**Exercise details**
List every line below containing "这幅图案中有长方形".

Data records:
►

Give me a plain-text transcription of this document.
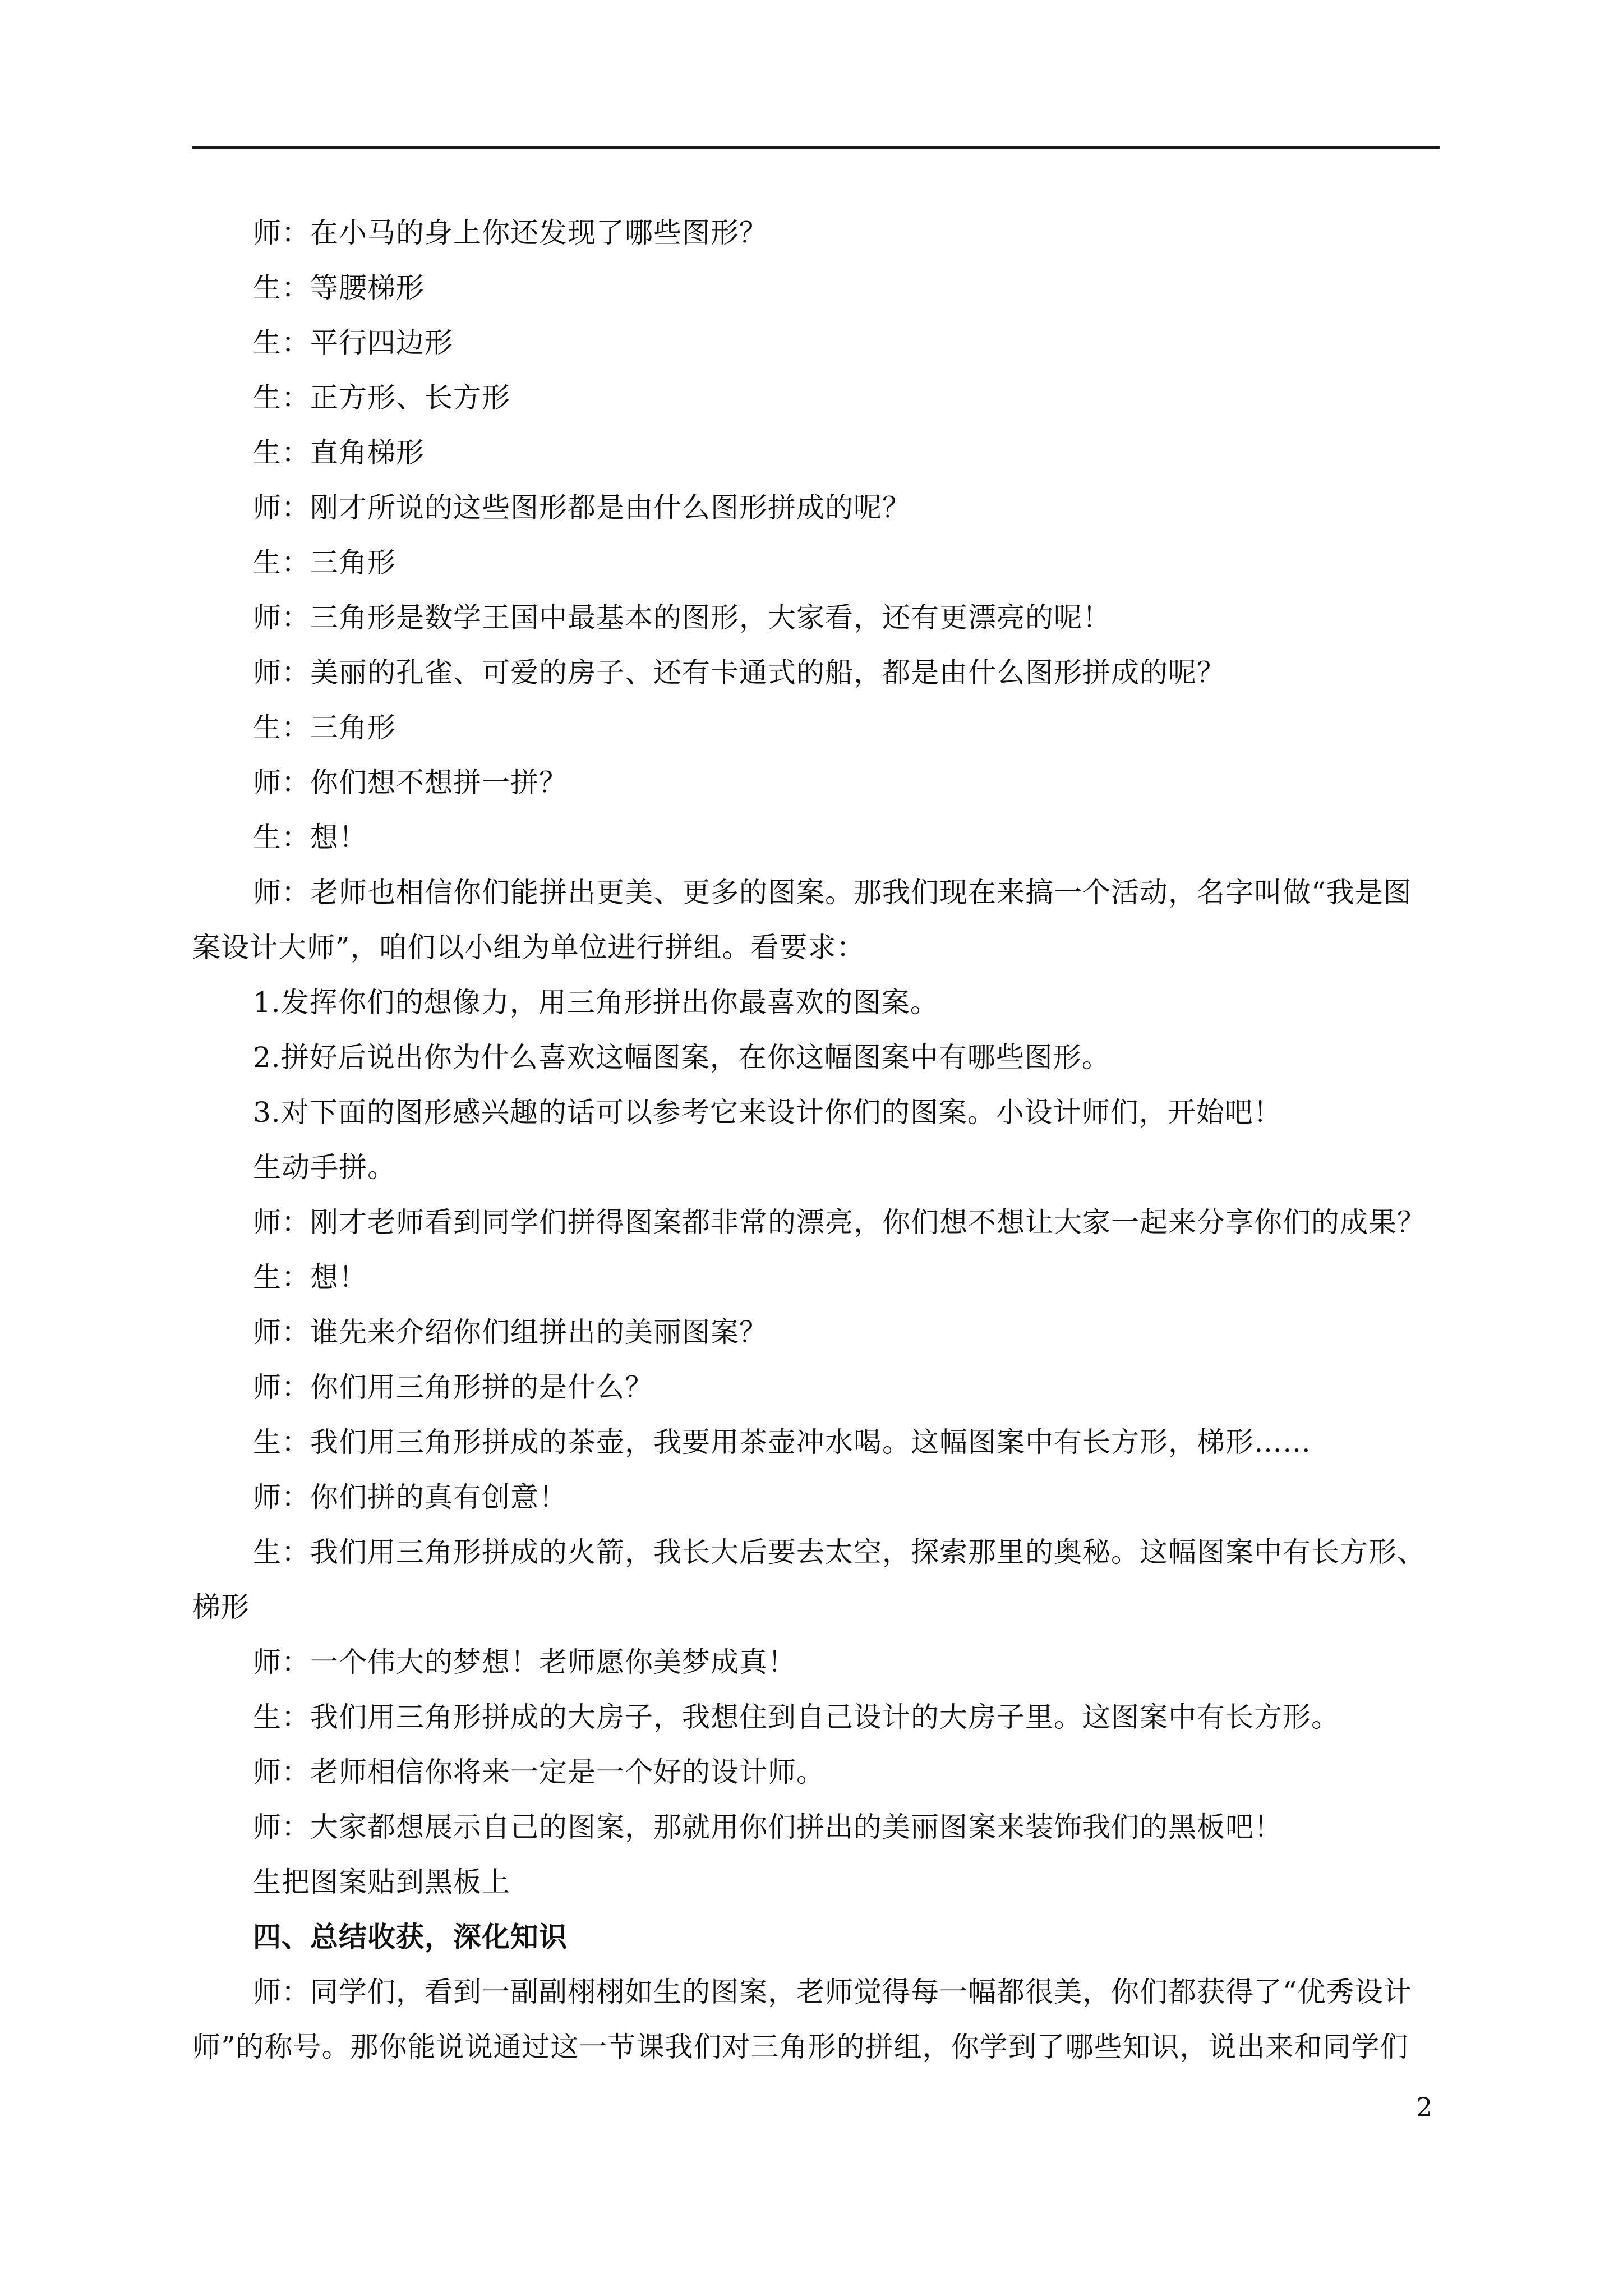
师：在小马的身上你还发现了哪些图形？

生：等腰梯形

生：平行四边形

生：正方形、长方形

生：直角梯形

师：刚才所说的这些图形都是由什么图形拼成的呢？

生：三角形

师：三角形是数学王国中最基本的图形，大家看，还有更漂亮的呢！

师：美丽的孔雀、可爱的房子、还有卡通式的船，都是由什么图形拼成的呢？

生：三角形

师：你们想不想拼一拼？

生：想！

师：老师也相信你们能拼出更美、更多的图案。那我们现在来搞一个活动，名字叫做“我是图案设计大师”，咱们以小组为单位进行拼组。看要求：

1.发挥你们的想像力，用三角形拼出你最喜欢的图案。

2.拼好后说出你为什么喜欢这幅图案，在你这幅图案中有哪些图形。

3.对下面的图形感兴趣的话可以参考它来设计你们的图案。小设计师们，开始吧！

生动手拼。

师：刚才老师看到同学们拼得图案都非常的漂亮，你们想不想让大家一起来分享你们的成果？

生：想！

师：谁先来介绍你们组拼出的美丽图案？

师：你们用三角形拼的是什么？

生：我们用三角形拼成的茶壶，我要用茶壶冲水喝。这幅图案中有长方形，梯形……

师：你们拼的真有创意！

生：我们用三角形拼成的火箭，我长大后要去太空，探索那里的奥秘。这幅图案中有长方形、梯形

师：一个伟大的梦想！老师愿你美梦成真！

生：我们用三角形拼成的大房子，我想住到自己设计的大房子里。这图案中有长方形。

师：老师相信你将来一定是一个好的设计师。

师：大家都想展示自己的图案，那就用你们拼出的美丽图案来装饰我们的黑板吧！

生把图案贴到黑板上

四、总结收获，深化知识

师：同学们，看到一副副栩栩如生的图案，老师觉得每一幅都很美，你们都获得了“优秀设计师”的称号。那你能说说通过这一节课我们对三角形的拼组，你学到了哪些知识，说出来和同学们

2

◄
►

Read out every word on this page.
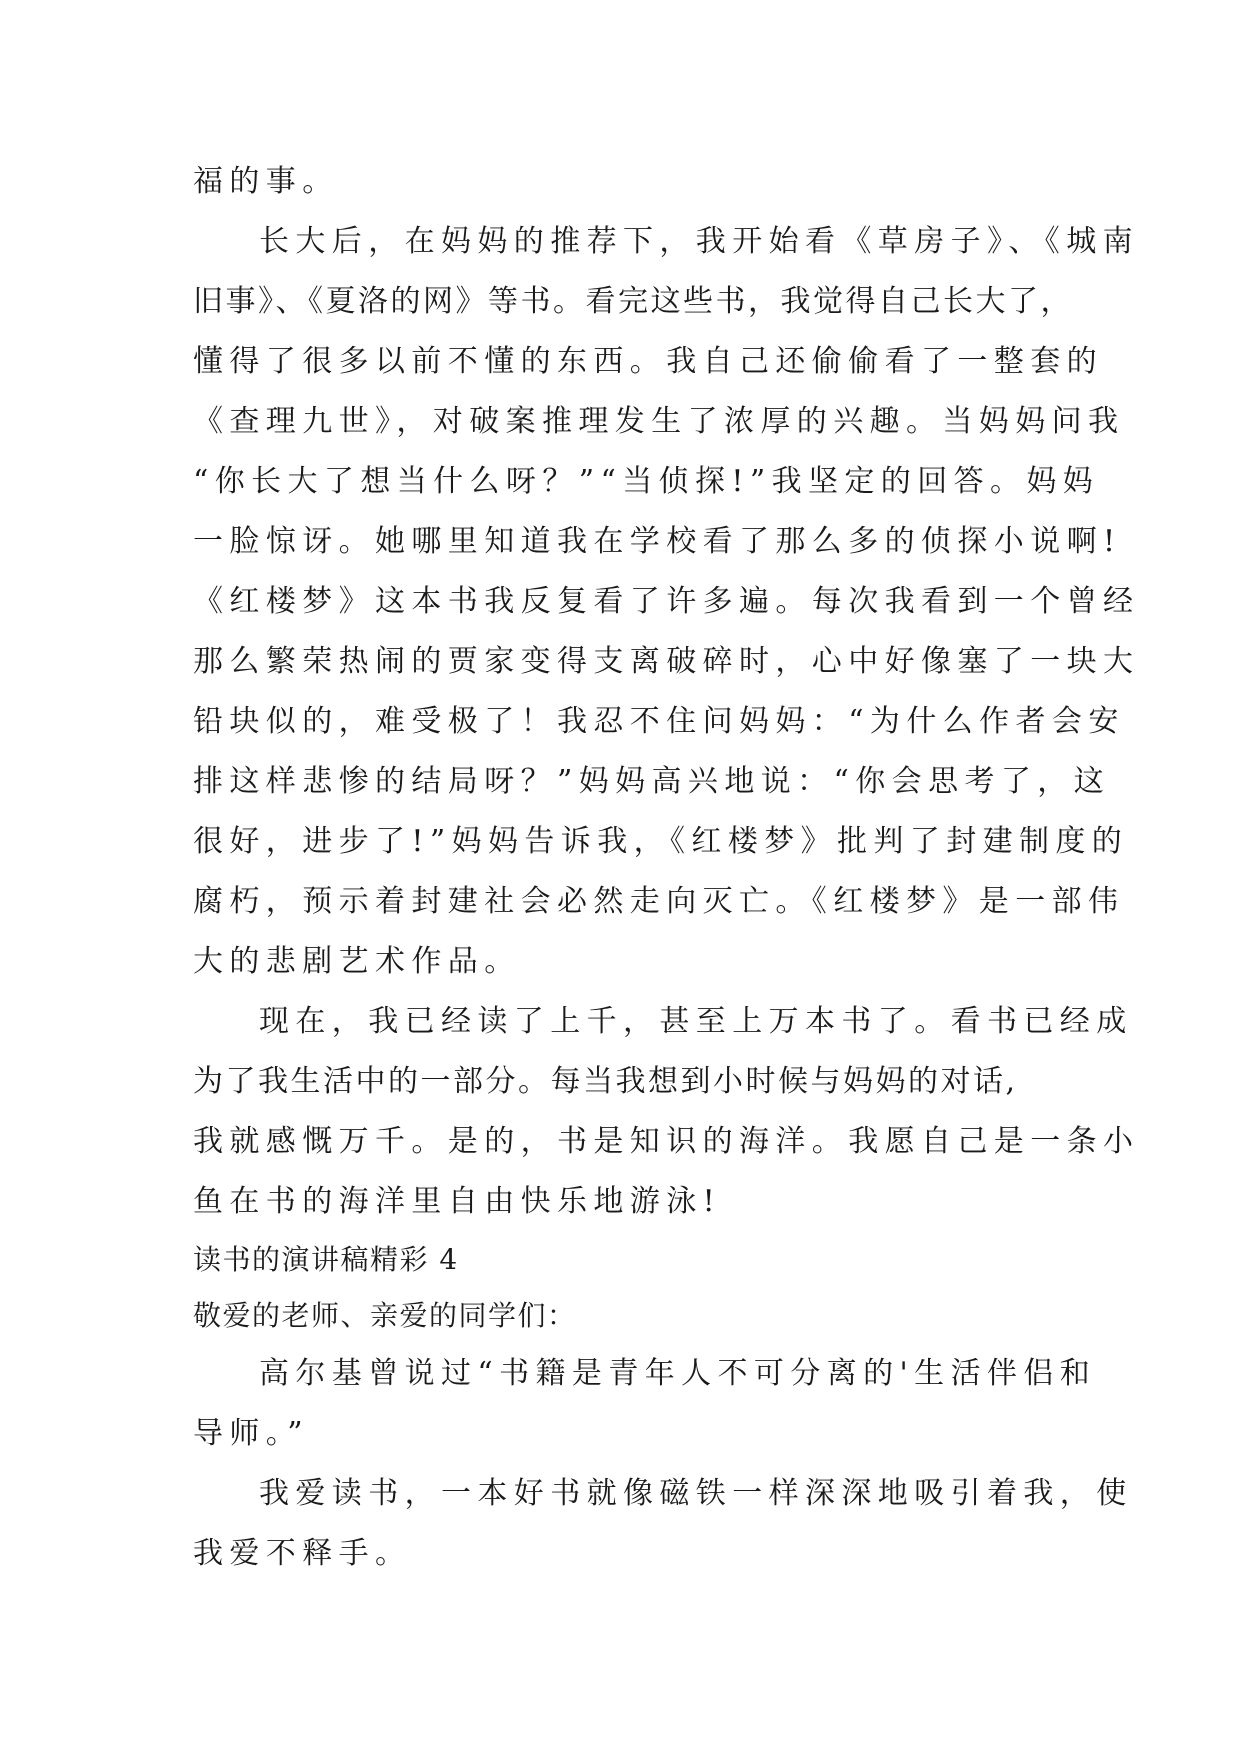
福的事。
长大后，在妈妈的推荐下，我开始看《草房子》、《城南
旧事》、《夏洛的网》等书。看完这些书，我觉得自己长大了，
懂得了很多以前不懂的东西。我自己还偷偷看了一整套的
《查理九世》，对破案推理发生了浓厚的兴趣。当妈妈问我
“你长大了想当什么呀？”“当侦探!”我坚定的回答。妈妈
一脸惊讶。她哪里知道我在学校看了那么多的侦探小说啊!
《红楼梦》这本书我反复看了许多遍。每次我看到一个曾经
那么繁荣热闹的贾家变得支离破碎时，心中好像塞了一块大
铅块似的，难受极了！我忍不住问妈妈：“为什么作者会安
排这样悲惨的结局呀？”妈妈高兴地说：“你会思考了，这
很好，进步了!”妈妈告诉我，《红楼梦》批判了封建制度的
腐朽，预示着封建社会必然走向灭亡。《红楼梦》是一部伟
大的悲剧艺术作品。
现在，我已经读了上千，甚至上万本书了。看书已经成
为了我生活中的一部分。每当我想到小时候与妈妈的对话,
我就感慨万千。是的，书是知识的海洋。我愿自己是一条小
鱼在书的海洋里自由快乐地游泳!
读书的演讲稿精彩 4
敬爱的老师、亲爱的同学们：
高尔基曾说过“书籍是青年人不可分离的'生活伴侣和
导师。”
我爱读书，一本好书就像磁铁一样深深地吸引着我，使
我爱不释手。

◄

**Final answer**
生：我们用三角形拼成的茶壶，我要用茶壶冲水喝。这幅图案中有长方形，梯形……
生：我们用三角形拼成的火箭，我长大后要去太空，探索那里的奥秘。这幅图案中有长方形、梯形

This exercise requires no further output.